start

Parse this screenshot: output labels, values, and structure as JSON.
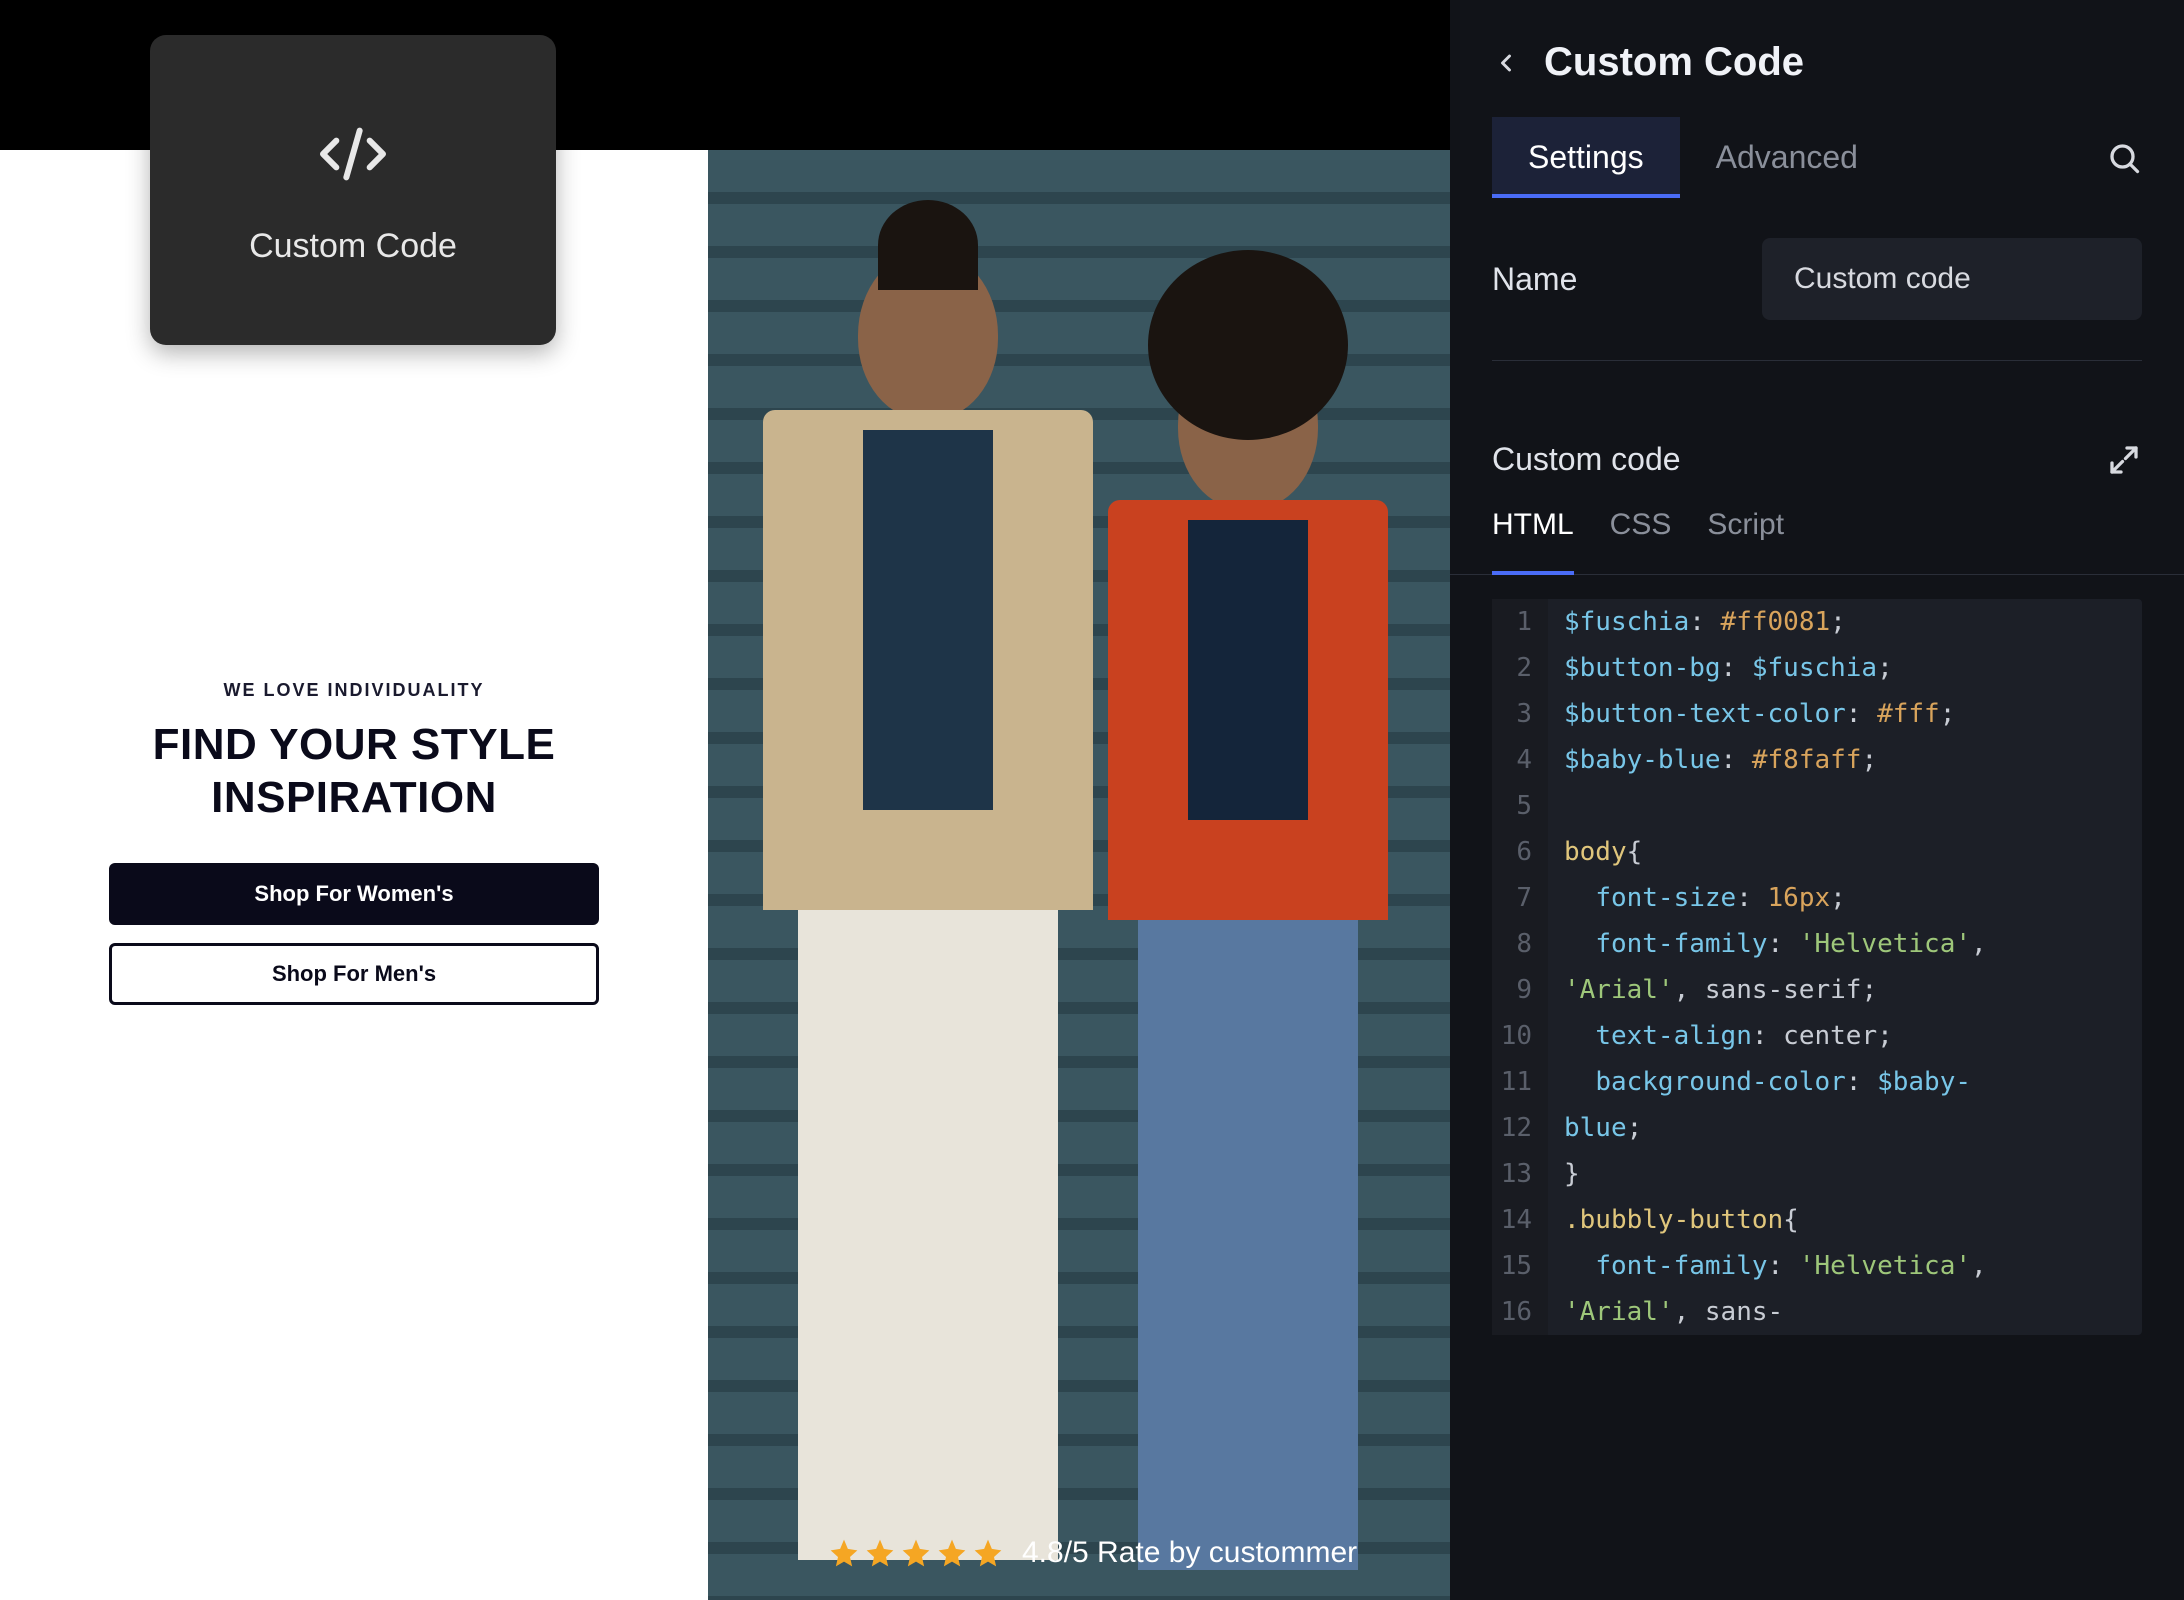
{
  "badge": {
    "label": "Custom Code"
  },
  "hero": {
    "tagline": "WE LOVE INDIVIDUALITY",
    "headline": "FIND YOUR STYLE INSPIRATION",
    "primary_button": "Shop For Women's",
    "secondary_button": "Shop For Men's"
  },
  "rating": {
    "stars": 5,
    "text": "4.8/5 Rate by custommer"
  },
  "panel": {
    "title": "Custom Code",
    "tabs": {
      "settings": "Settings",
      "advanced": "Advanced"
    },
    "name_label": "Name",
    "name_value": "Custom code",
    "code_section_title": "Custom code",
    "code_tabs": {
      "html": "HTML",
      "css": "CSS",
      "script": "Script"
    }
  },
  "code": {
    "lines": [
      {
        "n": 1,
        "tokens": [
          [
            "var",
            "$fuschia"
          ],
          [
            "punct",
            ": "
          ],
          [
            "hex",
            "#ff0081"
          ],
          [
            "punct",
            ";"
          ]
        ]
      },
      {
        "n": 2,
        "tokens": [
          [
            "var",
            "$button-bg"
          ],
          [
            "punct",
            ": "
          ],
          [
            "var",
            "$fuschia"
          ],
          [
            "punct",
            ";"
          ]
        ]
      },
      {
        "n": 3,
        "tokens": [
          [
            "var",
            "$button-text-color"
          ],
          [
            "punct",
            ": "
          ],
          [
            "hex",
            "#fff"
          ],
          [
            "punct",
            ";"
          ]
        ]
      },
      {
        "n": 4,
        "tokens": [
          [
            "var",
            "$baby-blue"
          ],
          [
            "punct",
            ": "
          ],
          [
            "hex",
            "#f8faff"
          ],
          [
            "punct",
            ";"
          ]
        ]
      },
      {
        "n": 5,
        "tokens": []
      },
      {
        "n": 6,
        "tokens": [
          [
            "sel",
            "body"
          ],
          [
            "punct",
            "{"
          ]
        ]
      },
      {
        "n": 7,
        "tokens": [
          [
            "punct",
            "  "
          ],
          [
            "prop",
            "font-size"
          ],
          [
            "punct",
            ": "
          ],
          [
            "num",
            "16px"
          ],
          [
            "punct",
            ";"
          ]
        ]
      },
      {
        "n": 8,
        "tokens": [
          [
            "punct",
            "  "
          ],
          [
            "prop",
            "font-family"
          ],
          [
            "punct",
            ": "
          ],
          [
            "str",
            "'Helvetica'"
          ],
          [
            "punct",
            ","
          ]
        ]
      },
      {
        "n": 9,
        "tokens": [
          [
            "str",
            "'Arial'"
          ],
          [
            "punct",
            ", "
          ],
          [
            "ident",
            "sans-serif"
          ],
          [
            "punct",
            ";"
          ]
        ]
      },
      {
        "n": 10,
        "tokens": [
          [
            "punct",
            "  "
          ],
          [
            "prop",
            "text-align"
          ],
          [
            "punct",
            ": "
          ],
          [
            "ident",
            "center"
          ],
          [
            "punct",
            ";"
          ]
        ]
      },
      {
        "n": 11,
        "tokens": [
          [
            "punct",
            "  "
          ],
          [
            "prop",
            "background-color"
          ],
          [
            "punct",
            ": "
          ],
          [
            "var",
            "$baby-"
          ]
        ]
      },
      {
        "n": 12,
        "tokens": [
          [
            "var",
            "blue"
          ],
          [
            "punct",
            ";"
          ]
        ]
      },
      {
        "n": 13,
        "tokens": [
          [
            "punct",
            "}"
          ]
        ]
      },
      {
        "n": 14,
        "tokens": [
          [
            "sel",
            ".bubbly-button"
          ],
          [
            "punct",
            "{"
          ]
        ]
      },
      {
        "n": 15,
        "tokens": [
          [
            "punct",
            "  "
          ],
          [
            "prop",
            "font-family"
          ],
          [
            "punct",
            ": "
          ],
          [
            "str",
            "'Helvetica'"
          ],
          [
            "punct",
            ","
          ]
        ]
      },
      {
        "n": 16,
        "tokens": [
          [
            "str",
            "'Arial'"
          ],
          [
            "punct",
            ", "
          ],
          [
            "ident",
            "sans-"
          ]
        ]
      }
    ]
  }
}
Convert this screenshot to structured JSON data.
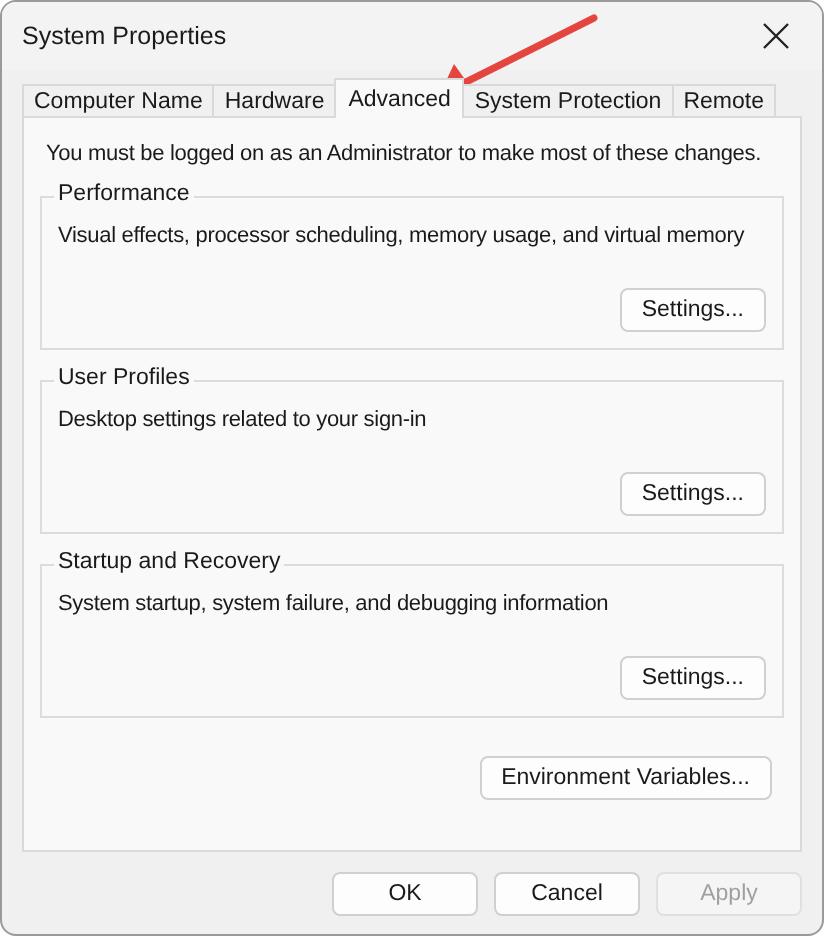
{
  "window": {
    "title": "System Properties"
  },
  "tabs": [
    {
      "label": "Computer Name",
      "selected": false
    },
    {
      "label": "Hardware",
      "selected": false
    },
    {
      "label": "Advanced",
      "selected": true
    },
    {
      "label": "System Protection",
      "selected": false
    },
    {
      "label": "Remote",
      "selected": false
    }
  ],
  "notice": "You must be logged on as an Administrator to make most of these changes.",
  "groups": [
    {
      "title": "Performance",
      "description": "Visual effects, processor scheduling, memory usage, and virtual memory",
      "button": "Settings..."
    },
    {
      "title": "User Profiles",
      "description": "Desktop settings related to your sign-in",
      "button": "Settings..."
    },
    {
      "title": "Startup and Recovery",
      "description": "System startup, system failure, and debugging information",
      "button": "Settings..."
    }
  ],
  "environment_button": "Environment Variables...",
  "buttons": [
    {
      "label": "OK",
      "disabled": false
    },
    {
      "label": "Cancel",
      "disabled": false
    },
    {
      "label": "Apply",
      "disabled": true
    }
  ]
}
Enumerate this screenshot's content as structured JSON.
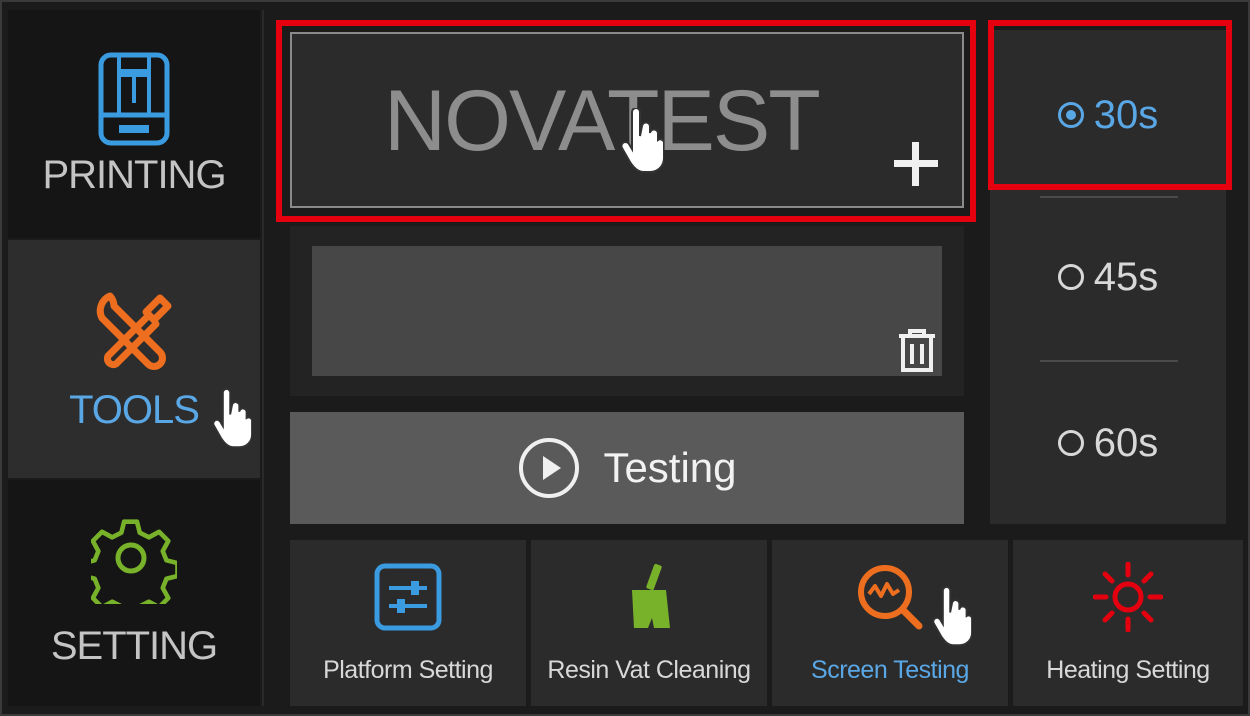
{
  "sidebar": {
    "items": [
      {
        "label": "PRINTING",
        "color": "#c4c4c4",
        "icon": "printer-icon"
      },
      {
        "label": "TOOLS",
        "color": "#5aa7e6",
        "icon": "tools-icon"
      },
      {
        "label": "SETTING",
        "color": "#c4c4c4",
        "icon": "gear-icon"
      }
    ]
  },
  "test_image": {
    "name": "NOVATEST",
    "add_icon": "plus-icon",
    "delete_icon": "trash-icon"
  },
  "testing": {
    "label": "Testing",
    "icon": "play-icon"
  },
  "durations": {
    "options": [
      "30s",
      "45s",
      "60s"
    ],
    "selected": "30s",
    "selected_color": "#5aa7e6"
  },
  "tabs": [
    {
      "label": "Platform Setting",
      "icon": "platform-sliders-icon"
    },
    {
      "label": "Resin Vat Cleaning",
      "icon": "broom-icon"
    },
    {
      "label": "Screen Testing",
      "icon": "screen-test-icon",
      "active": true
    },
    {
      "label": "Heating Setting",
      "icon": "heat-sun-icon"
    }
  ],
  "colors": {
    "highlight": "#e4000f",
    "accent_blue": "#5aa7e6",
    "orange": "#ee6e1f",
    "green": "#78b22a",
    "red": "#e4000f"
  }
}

end

REQUIRED TASK: Of all the lines above, how many contain the word "description"? Answer with only the number.

TASK ANSWER: 3